-- BEGIN Material supplied --

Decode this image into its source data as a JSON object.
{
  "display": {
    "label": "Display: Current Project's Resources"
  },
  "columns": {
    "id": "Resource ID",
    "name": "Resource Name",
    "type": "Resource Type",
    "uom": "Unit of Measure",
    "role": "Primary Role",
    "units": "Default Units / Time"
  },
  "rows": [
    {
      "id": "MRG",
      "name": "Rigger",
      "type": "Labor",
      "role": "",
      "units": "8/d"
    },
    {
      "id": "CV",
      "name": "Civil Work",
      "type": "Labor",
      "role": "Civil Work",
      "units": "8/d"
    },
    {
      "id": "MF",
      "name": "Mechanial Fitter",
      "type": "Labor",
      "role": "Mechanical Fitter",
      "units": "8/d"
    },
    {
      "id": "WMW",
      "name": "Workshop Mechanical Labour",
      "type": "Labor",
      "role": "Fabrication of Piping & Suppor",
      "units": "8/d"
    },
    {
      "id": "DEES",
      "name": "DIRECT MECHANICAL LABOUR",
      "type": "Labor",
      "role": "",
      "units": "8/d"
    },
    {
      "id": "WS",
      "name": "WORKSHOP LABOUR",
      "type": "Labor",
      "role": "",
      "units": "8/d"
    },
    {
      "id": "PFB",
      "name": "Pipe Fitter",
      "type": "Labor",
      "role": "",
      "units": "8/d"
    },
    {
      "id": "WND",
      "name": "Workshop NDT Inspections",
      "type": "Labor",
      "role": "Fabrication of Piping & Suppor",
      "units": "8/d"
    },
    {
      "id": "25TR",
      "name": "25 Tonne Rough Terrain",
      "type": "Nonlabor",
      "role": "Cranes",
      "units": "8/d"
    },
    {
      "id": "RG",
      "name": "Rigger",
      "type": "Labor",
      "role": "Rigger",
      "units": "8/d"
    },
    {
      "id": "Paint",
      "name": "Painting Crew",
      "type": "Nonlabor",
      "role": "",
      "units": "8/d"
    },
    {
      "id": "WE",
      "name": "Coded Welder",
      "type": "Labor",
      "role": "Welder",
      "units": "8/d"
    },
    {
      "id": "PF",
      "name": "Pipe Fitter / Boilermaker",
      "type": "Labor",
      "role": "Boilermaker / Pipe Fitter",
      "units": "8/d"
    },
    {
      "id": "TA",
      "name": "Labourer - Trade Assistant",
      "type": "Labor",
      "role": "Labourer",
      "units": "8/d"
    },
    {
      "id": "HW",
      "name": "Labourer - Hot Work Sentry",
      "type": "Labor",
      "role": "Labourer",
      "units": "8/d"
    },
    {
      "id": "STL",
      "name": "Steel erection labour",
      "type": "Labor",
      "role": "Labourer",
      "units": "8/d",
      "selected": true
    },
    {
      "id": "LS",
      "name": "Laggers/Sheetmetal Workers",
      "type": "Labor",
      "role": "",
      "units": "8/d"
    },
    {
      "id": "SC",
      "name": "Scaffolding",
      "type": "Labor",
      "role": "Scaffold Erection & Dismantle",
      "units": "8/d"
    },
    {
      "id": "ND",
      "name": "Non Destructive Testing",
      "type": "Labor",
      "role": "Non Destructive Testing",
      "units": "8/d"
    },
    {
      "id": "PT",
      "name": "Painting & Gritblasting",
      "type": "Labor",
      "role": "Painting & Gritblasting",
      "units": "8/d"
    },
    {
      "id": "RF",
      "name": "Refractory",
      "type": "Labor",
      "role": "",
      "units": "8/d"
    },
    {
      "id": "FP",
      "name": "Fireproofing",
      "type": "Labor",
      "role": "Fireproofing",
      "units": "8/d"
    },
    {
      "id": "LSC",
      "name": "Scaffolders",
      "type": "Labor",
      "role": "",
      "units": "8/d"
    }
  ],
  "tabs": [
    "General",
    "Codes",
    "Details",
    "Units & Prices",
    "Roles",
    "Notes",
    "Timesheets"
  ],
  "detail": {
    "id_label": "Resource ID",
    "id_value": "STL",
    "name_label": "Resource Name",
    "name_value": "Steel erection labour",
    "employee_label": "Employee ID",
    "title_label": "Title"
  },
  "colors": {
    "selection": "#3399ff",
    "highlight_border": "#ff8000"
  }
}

-- END Material supplied --

_Your objective:_ Reproduce the complete data exactly as presented above.

_Final result:_
Decode this image into its source data as a JSON object.
{
  "display": {
    "label": "Display: Current Project's Resources"
  },
  "columns": {
    "id": "Resource ID",
    "name": "Resource Name",
    "type": "Resource Type",
    "uom": "Unit of Measure",
    "role": "Primary Role",
    "units": "Default Units / Time"
  },
  "rows": [
    {
      "id": "MRG",
      "name": "Rigger",
      "type": "Labor",
      "role": "",
      "units": "8/d"
    },
    {
      "id": "CV",
      "name": "Civil Work",
      "type": "Labor",
      "role": "Civil Work",
      "units": "8/d"
    },
    {
      "id": "MF",
      "name": "Mechanial Fitter",
      "type": "Labor",
      "role": "Mechanical Fitter",
      "units": "8/d"
    },
    {
      "id": "WMW",
      "name": "Workshop Mechanical Labour",
      "type": "Labor",
      "role": "Fabrication of Piping & Suppor",
      "units": "8/d"
    },
    {
      "id": "DEES",
      "name": "DIRECT MECHANICAL LABOUR",
      "type": "Labor",
      "role": "",
      "units": "8/d"
    },
    {
      "id": "WS",
      "name": "WORKSHOP LABOUR",
      "type": "Labor",
      "role": "",
      "units": "8/d"
    },
    {
      "id": "PFB",
      "name": "Pipe Fitter",
      "type": "Labor",
      "role": "",
      "units": "8/d"
    },
    {
      "id": "WND",
      "name": "Workshop NDT Inspections",
      "type": "Labor",
      "role": "Fabrication of Piping & Suppor",
      "units": "8/d"
    },
    {
      "id": "25TR",
      "name": "25 Tonne Rough Terrain",
      "type": "Nonlabor",
      "role": "Cranes",
      "units": "8/d"
    },
    {
      "id": "RG",
      "name": "Rigger",
      "type": "Labor",
      "role": "Rigger",
      "units": "8/d"
    },
    {
      "id": "Paint",
      "name": "Painting Crew",
      "type": "Nonlabor",
      "role": "",
      "units": "8/d"
    },
    {
      "id": "WE",
      "name": "Coded Welder",
      "type": "Labor",
      "role": "Welder",
      "units": "8/d"
    },
    {
      "id": "PF",
      "name": "Pipe Fitter / Boilermaker",
      "type": "Labor",
      "role": "Boilermaker / Pipe Fitter",
      "units": "8/d"
    },
    {
      "id": "TA",
      "name": "Labourer - Trade Assistant",
      "type": "Labor",
      "role": "Labourer",
      "units": "8/d"
    },
    {
      "id": "HW",
      "name": "Labourer - Hot Work Sentry",
      "type": "Labor",
      "role": "Labourer",
      "units": "8/d"
    },
    {
      "id": "STL",
      "name": "Steel erection labour",
      "type": "Labor",
      "role": "Labourer",
      "units": "8/d",
      "selected": true
    },
    {
      "id": "LS",
      "name": "Laggers/Sheetmetal Workers",
      "type": "Labor",
      "role": "",
      "units": "8/d"
    },
    {
      "id": "SC",
      "name": "Scaffolding",
      "type": "Labor",
      "role": "Scaffold Erection & Dismantle",
      "units": "8/d"
    },
    {
      "id": "ND",
      "name": "Non Destructive Testing",
      "type": "Labor",
      "role": "Non Destructive Testing",
      "units": "8/d"
    },
    {
      "id": "PT",
      "name": "Painting & Gritblasting",
      "type": "Labor",
      "role": "Painting & Gritblasting",
      "units": "8/d"
    },
    {
      "id": "RF",
      "name": "Refractory",
      "type": "Labor",
      "role": "",
      "units": "8/d"
    },
    {
      "id": "FP",
      "name": "Fireproofing",
      "type": "Labor",
      "role": "Fireproofing",
      "units": "8/d"
    },
    {
      "id": "LSC",
      "name": "Scaffolders",
      "type": "Labor",
      "role": "",
      "units": "8/d"
    }
  ],
  "tabs": [
    "General",
    "Codes",
    "Details",
    "Units & Prices",
    "Roles",
    "Notes",
    "Timesheets"
  ],
  "detail": {
    "id_label": "Resource ID",
    "id_value": "STL",
    "name_label": "Resource Name",
    "name_value": "Steel erection labour",
    "employee_label": "Employee ID",
    "title_label": "Title"
  },
  "colors": {
    "selection": "#3399ff",
    "highlight_border": "#ff8000"
  }
}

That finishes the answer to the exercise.